* Directions *
• 1. Answer these questions from the passage on Time's Up:
(a) In what month and year did Eitel begin moderating the discussions that led to Time's Up?
(b) Who leads the commission whose stated goal is to "tackle the broad culture of abuse and power disparity"?
(c) How much in donations backs the legal defense fund?
• 2. Reproduce the part of the passage on Time's Up starting at "On December 15, 2017, Eitel" and ending at "Golden Globes Awards.".
-- Document segment follows --
In October 2017, following the fallout from the Harvey Weinstein scandal and #metoo, Eitel began moderating the first discussions that led to the formation of Time's Up. Of the meetings, Eitel was quoted in the New York Times as saying, "people were moved so viscerally. They didn't come together because they wanted to whine, or complain, or tell a story or bemoan. They came together because they intended to act. There was almost a ferociousness to it, especially in the first meetings."

On December 15, 2017, Eitel joined with Kathleen Kennedy, Nina Shaw, and Freada Kapor Klein to create the creation of Commission on Sexual Harassment and Advancing Equality in the Workplace. The commission's stated goal is to "tackle the broad culture of abuse and power disparity." It is led by Anita Hill.

On January 1, 2018, Time's Up unveiled an action plan supported by 300 prominent actresses, female agents, writers, directors, producers and entertainment executives. The initiative includes a legal defense fund backed by $16 million in donations, a plan to introduce legislation to penalize companies that tolerate harassment and discourage the use of non-disclosure agreements, and a drive to reach gender parity at studios. It also requested that women wear black to the 75th Golden Globes Awards.
-- Document segment concluded --
-- Information provided follows --
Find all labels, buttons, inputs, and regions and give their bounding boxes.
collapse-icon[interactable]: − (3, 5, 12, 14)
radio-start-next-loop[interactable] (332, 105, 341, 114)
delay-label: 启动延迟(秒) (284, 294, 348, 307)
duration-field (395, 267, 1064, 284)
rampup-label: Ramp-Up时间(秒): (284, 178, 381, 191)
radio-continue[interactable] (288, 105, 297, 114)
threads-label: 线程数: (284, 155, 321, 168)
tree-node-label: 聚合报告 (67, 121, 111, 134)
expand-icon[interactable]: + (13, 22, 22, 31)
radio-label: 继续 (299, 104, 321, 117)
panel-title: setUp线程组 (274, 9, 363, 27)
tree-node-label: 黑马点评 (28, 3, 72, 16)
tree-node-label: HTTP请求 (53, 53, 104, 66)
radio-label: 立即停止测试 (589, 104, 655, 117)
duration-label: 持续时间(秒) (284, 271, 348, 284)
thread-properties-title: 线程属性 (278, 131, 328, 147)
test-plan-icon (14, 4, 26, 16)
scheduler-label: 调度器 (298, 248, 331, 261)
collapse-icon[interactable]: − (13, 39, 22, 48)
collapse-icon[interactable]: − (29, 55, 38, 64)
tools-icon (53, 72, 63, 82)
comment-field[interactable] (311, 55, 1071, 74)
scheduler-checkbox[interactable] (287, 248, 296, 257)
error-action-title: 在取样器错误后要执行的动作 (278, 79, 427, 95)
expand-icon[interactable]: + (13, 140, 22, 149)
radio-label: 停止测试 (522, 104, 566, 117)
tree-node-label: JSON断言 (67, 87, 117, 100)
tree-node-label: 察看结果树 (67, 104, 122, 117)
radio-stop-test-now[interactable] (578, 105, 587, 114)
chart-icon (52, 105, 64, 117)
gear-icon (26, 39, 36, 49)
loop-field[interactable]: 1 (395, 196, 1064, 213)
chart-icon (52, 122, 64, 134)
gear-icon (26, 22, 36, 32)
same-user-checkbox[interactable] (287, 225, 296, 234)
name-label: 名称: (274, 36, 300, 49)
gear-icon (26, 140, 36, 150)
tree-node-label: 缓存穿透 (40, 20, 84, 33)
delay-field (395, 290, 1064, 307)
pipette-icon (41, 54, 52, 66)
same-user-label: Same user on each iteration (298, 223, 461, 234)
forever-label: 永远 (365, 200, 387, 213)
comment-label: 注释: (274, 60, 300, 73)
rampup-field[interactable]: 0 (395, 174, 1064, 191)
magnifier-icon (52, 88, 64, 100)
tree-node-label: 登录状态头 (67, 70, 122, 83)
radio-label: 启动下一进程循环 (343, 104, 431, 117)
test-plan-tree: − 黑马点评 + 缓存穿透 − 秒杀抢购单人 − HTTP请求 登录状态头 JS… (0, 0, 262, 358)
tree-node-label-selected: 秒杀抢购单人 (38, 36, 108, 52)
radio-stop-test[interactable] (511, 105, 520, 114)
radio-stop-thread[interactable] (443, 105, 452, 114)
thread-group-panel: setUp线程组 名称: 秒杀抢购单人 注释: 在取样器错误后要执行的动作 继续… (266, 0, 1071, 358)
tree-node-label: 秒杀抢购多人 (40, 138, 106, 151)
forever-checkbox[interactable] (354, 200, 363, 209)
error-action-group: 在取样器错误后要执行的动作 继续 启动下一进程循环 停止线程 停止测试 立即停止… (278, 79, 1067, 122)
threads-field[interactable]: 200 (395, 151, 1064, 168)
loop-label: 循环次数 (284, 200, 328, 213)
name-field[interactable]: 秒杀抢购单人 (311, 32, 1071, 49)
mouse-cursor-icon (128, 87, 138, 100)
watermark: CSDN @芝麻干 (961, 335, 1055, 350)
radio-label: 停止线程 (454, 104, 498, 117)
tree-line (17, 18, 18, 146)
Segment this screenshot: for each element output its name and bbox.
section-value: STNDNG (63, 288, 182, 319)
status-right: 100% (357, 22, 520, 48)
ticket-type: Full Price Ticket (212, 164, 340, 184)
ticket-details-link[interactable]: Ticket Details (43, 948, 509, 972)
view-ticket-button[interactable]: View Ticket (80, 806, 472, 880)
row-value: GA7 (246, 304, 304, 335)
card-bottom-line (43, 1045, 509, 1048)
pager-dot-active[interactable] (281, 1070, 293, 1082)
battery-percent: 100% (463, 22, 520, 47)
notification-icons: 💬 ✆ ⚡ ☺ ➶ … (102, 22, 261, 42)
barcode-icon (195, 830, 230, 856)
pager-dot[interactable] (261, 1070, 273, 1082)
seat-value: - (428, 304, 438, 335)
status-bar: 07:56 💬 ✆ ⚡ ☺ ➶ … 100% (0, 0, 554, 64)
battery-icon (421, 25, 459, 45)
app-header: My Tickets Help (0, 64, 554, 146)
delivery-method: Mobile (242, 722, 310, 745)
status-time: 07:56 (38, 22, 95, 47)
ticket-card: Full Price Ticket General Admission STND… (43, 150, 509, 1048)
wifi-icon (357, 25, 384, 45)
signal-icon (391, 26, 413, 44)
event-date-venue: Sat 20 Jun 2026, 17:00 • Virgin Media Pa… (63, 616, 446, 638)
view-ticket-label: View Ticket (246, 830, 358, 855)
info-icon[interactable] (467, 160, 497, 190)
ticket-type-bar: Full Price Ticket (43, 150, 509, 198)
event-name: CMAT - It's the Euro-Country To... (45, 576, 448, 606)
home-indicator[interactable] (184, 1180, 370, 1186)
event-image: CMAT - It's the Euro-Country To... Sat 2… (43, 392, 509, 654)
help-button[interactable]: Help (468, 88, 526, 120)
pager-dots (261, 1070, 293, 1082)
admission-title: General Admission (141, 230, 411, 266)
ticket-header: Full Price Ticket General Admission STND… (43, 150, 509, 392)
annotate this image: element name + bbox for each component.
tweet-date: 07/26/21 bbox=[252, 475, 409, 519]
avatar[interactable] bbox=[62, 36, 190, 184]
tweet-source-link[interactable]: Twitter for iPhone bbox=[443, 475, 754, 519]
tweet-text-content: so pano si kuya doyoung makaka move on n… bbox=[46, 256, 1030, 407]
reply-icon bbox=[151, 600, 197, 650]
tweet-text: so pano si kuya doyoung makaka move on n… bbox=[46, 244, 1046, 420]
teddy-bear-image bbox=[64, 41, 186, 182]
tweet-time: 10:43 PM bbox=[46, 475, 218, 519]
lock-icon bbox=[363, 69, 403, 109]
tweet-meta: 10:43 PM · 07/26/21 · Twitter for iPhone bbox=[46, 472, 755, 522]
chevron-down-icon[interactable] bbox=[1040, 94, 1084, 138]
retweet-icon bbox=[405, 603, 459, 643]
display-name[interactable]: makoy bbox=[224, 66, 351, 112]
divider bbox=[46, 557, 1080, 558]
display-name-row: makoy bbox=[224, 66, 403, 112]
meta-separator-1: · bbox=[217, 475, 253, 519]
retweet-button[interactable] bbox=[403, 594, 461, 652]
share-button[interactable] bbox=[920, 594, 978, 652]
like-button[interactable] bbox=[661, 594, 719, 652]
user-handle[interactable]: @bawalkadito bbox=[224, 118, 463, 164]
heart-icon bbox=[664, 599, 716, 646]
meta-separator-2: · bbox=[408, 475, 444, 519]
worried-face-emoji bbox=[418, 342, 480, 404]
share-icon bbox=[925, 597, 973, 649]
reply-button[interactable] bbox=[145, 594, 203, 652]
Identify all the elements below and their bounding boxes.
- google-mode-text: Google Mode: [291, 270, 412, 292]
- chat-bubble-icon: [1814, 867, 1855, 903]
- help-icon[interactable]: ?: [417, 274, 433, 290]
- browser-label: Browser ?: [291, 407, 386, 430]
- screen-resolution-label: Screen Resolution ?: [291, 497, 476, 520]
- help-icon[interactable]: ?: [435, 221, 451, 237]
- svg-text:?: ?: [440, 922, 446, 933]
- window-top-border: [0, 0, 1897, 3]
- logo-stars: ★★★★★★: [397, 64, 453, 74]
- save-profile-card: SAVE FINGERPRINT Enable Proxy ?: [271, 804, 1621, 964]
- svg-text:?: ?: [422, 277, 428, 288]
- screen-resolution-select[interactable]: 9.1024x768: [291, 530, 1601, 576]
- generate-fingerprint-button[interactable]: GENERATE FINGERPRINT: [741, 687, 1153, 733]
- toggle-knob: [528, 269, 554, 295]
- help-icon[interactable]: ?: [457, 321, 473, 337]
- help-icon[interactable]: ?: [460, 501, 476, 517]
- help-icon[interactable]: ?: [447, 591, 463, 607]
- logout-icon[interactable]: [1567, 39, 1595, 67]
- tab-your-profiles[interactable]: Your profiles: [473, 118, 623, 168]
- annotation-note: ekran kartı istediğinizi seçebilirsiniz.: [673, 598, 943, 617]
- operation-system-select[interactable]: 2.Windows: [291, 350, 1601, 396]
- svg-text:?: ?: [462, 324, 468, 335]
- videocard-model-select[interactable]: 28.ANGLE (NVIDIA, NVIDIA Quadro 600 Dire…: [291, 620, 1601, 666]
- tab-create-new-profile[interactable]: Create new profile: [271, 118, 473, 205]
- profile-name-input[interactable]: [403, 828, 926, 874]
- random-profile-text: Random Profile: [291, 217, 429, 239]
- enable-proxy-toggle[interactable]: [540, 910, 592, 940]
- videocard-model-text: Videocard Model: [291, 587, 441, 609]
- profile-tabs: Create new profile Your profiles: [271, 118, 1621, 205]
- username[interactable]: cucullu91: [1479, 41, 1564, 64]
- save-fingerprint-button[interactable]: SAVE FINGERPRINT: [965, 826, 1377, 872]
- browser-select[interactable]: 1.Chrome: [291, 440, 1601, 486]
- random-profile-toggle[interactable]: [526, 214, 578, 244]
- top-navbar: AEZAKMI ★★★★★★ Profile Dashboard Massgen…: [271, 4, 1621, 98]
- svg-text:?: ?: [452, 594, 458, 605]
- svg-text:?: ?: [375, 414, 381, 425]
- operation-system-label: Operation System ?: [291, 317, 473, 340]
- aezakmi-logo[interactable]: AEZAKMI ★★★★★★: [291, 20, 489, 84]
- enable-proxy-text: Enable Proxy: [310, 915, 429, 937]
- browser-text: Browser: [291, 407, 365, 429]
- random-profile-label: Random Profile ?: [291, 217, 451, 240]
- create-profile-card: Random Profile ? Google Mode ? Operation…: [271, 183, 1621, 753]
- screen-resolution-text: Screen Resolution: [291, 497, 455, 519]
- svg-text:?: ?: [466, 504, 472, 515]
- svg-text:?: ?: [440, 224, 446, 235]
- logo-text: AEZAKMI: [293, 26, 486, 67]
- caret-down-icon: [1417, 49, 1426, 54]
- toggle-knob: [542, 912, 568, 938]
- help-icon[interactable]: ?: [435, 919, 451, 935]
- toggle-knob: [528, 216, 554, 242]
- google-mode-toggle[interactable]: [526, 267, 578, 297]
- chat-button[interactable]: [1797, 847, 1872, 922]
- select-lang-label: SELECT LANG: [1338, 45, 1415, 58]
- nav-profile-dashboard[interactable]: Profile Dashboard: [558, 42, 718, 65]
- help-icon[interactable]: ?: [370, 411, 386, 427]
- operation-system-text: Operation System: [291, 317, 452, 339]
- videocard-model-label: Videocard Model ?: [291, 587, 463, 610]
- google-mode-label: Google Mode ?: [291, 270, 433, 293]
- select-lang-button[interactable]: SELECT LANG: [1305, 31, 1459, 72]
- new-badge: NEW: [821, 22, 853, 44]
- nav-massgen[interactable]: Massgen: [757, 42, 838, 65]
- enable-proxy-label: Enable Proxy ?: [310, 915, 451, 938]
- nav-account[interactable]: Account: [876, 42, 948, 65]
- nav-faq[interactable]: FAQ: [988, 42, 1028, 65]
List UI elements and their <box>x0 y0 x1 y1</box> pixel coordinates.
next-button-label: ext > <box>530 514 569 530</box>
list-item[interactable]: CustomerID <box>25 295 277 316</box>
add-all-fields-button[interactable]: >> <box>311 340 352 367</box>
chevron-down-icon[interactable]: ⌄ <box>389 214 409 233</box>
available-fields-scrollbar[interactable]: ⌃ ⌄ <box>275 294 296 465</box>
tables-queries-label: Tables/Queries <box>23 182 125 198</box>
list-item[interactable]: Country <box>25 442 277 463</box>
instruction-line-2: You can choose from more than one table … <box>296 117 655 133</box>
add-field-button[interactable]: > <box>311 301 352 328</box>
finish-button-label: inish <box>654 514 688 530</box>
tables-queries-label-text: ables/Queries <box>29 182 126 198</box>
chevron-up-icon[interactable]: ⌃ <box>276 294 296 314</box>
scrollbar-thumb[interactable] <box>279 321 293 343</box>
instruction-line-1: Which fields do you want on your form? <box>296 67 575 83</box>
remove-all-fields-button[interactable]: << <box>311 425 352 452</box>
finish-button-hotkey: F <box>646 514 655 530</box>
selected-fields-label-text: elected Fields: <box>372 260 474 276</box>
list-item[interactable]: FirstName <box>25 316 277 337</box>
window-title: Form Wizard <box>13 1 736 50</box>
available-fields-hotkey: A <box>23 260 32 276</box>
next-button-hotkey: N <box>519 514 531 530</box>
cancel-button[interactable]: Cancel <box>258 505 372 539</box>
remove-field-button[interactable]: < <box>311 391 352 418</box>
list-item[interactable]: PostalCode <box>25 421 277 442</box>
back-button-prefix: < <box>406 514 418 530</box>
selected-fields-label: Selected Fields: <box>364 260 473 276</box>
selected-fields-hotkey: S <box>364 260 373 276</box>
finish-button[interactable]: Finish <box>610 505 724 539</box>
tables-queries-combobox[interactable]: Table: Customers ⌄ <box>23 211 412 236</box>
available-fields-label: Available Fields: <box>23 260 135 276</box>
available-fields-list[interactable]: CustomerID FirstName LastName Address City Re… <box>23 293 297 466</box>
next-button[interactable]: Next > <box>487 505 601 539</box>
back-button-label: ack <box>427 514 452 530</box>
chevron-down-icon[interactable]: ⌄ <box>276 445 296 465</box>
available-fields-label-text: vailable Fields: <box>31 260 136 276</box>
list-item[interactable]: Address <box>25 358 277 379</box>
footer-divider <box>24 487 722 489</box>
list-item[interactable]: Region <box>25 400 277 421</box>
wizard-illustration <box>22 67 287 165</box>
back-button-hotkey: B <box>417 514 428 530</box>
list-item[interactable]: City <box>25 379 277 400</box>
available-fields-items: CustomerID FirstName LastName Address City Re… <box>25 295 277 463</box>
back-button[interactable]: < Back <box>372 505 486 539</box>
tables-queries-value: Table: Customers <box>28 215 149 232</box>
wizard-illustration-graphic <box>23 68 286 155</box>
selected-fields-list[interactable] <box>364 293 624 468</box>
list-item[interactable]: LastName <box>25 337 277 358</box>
-- Information provided concluded --
* Solutions to each task *
• 1.
(a) October 2017
(b) Anita Hill
(c) $16 million

• 2.
On December 15, 2017, Eitel joined with Kathleen Kennedy, Nina Shaw, and Freada Kapor Klein to create the creation of Commission on Sexual Harassment and Advancing Equality in the Workplace. The commission's stated goal is to "tackle the broad culture of abuse and power disparity." It is led by Anita Hill.

On January 1, 2018, Time's Up unveiled an action plan supported by 300 prominent actresses, female agents, writers, directors, producers and entertainment executives. The initiative includes a legal defense fund backed by $16 million in donations, a plan to introduce legislation to penalize companies that tolerate harassment and discourage the use of non-disclosure agreements, and a drive to reach gender parity at studios. It also requested that women wear black to the 75th Golden Globes Awards.